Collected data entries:
--
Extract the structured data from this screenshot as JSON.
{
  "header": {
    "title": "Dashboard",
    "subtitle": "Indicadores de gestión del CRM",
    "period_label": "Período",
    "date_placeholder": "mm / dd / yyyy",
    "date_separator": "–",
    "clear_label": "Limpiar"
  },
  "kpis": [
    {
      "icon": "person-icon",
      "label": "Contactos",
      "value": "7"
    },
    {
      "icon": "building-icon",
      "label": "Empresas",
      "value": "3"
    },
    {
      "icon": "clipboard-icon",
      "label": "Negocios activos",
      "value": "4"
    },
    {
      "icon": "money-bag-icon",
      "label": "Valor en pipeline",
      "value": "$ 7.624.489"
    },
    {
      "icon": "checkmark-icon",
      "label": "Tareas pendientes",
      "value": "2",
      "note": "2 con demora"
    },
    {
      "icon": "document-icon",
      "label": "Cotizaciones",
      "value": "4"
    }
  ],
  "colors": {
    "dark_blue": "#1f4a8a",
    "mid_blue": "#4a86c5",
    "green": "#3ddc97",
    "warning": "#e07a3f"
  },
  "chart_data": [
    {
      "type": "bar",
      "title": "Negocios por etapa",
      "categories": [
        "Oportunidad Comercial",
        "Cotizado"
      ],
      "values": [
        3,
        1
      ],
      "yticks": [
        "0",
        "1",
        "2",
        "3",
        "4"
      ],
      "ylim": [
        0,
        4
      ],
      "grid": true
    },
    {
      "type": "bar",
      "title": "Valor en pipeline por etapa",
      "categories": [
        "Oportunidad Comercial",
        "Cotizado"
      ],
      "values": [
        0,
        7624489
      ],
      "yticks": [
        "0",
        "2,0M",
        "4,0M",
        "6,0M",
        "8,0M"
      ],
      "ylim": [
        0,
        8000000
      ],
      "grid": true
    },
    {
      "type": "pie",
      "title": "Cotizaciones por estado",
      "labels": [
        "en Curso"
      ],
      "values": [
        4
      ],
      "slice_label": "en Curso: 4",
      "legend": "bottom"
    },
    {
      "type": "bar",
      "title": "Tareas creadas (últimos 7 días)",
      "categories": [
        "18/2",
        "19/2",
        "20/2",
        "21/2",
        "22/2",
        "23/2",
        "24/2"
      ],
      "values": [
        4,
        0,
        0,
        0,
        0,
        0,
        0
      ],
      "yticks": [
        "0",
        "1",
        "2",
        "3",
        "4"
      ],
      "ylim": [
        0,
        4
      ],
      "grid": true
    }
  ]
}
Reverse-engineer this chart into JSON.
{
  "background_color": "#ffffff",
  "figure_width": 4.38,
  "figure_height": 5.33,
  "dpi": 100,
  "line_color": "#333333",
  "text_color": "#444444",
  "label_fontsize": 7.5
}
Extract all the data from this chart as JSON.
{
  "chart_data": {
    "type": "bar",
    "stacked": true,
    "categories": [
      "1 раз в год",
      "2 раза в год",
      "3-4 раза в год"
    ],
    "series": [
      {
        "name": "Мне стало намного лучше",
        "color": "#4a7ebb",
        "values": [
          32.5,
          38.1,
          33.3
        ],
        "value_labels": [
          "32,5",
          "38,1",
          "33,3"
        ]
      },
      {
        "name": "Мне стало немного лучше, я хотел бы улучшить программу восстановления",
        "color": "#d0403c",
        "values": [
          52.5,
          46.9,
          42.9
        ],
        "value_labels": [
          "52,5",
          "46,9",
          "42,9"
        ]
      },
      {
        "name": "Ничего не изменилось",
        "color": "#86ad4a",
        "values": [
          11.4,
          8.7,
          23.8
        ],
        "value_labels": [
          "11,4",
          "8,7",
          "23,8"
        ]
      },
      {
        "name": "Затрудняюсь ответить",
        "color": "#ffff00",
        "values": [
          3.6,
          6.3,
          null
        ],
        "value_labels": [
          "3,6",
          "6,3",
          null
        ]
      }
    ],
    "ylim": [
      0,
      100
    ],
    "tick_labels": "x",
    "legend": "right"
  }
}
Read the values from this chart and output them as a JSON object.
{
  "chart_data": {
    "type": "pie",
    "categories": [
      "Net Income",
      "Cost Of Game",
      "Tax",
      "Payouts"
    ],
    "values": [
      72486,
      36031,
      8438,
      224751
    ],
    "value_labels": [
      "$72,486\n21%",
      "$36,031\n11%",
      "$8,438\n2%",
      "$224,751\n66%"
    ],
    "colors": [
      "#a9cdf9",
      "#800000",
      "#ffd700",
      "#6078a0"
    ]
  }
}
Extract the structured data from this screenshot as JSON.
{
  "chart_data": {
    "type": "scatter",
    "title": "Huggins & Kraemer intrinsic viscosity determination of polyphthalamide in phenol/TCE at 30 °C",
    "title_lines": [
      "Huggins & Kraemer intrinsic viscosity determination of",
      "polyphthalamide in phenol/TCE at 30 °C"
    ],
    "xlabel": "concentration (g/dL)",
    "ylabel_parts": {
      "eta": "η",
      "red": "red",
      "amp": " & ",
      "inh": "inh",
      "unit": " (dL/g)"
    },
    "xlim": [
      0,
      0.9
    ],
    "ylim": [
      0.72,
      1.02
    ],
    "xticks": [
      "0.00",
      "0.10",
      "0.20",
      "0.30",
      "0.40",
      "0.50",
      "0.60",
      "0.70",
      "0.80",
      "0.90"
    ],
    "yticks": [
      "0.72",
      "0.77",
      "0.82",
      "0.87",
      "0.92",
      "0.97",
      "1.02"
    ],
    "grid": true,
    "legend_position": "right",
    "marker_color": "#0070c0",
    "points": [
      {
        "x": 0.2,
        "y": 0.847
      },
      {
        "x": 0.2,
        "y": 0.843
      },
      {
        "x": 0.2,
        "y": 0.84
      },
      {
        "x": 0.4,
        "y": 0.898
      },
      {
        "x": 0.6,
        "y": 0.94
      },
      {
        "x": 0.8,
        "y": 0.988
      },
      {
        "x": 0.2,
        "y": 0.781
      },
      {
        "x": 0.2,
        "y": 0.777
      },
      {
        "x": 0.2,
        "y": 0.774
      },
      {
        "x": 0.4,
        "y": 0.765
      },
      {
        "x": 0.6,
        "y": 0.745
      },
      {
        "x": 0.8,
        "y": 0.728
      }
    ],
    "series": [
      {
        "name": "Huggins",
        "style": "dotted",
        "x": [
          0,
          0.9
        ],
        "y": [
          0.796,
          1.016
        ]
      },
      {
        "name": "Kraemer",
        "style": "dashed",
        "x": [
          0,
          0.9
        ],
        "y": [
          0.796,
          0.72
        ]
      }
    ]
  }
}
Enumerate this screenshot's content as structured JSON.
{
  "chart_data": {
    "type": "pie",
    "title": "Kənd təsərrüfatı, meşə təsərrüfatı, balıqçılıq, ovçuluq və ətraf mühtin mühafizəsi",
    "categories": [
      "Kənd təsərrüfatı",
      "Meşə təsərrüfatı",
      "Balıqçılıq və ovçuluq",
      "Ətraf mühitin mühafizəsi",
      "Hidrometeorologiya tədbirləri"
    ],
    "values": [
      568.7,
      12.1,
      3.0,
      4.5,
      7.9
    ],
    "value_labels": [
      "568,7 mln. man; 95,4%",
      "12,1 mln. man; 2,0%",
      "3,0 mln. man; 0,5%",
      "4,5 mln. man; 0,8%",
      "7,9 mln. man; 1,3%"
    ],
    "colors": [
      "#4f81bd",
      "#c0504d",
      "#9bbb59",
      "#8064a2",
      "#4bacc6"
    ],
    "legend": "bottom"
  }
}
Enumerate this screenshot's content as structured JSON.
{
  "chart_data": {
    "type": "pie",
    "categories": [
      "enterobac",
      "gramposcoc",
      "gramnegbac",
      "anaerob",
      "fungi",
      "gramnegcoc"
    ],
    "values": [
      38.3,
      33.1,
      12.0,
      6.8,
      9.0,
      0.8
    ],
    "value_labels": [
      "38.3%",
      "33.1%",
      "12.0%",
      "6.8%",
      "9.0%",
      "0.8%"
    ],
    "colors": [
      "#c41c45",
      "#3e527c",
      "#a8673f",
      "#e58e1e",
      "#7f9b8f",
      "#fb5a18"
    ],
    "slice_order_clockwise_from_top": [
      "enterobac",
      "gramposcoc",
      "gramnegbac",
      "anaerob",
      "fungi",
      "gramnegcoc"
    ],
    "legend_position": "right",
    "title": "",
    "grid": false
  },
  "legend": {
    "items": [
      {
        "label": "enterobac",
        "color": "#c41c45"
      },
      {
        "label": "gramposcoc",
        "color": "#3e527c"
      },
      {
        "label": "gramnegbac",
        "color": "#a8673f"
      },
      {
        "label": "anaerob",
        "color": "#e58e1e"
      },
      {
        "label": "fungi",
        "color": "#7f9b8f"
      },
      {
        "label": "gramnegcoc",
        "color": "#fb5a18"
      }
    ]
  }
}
--
- _Work to complete_: Read through the entries and copy every line that includes "polyphthalamide".

- _Worked answer_:
    "title": "Huggins & Kraemer intrinsic viscosity determination of polyphthalamide in phenol/TCE at 30 °C",
      "polyphthalamide in phenol/TCE at 30 °C"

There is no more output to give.